• **The exercise**: Copy the records below exactly, leaving out every picture.

• **Supplied data**:
start
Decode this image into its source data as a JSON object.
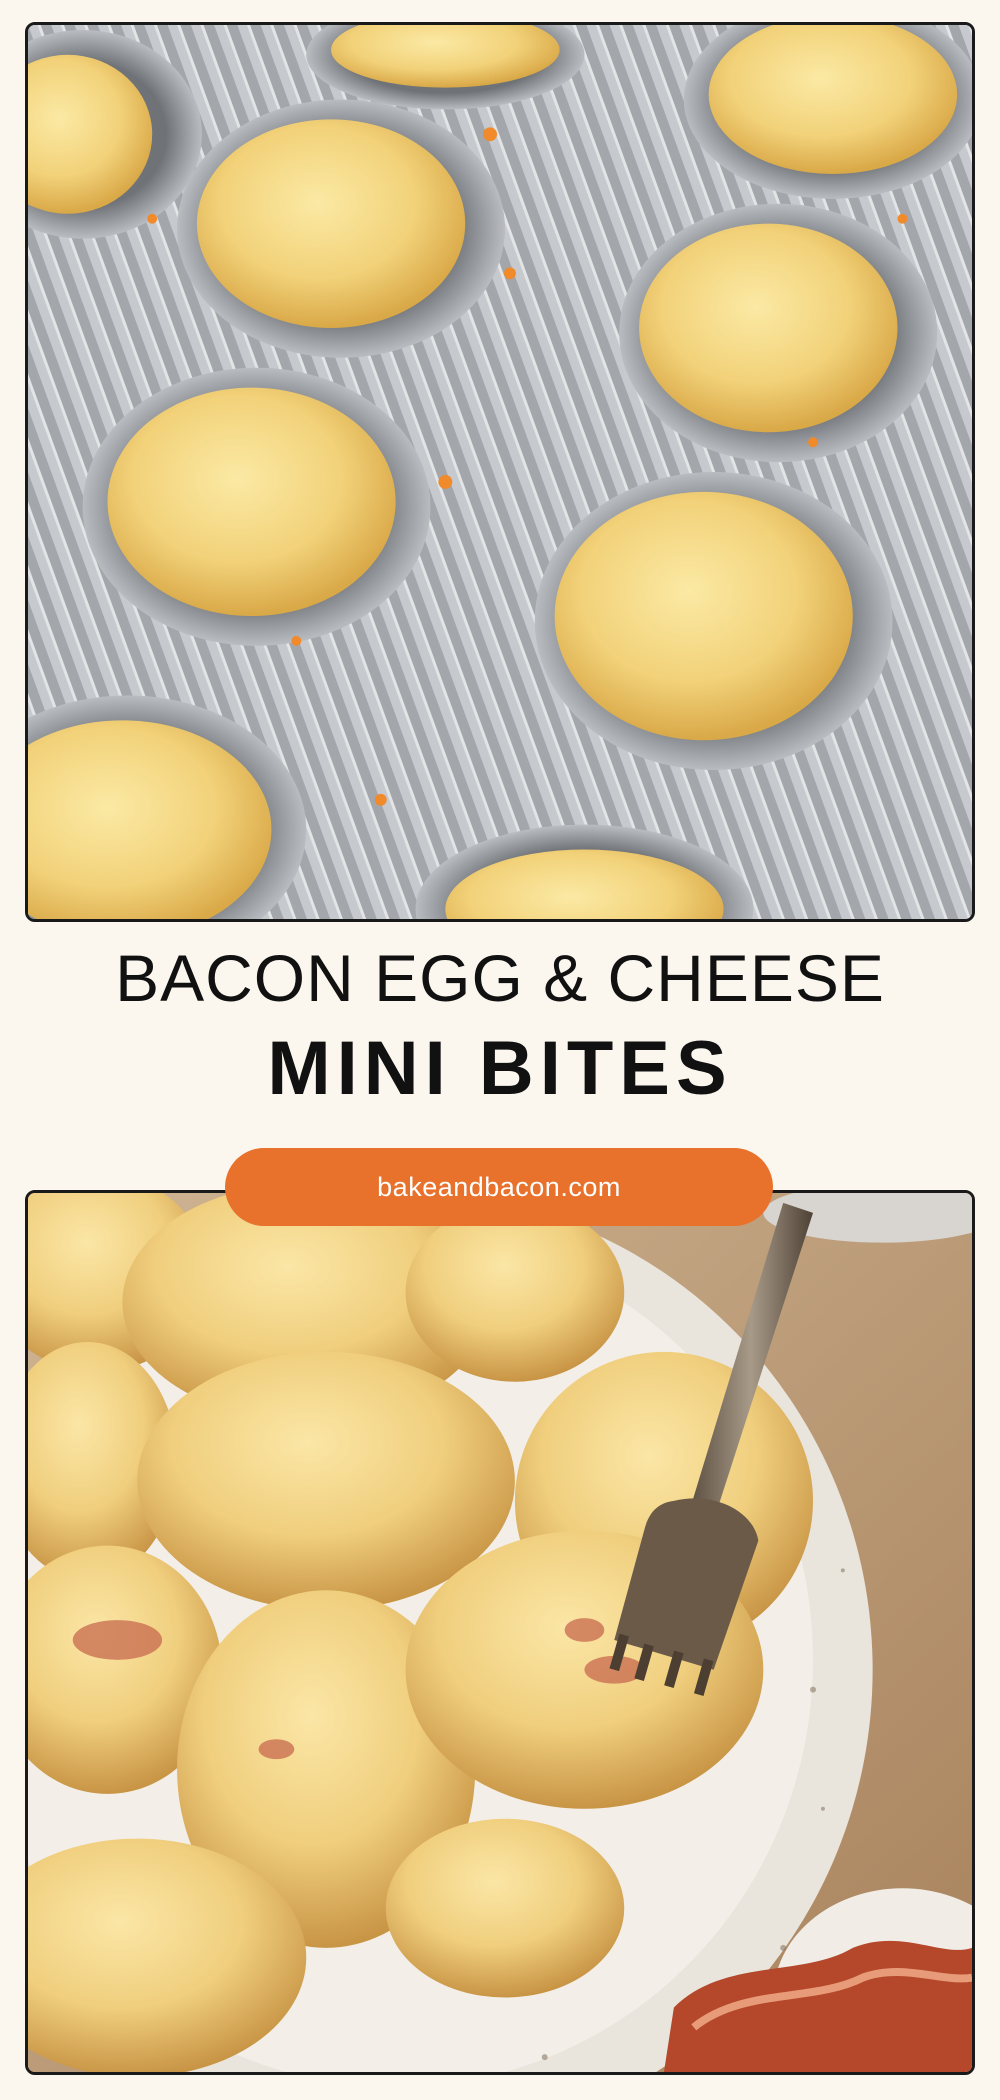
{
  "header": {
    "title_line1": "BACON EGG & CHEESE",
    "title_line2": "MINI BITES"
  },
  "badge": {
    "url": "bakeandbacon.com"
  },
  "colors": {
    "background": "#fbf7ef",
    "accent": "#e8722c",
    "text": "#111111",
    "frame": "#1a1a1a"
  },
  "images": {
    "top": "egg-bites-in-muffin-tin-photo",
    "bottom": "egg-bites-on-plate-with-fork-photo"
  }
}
end
• **Task output**:
Decode this image into its source data as a JSON object.
{
  "header": {
    "title_line1": "BACON EGG & CHEESE",
    "title_line2": "MINI BITES"
  },
  "badge": {
    "url": "bakeandbacon.com"
  },
  "colors": {
    "background": "#fbf7ef",
    "accent": "#e8722c",
    "text": "#111111",
    "frame": "#1a1a1a"
  },
  "images": {
    "top": "egg-bites-in-muffin-tin-photo",
    "bottom": "egg-bites-on-plate-with-fork-photo"
  }
}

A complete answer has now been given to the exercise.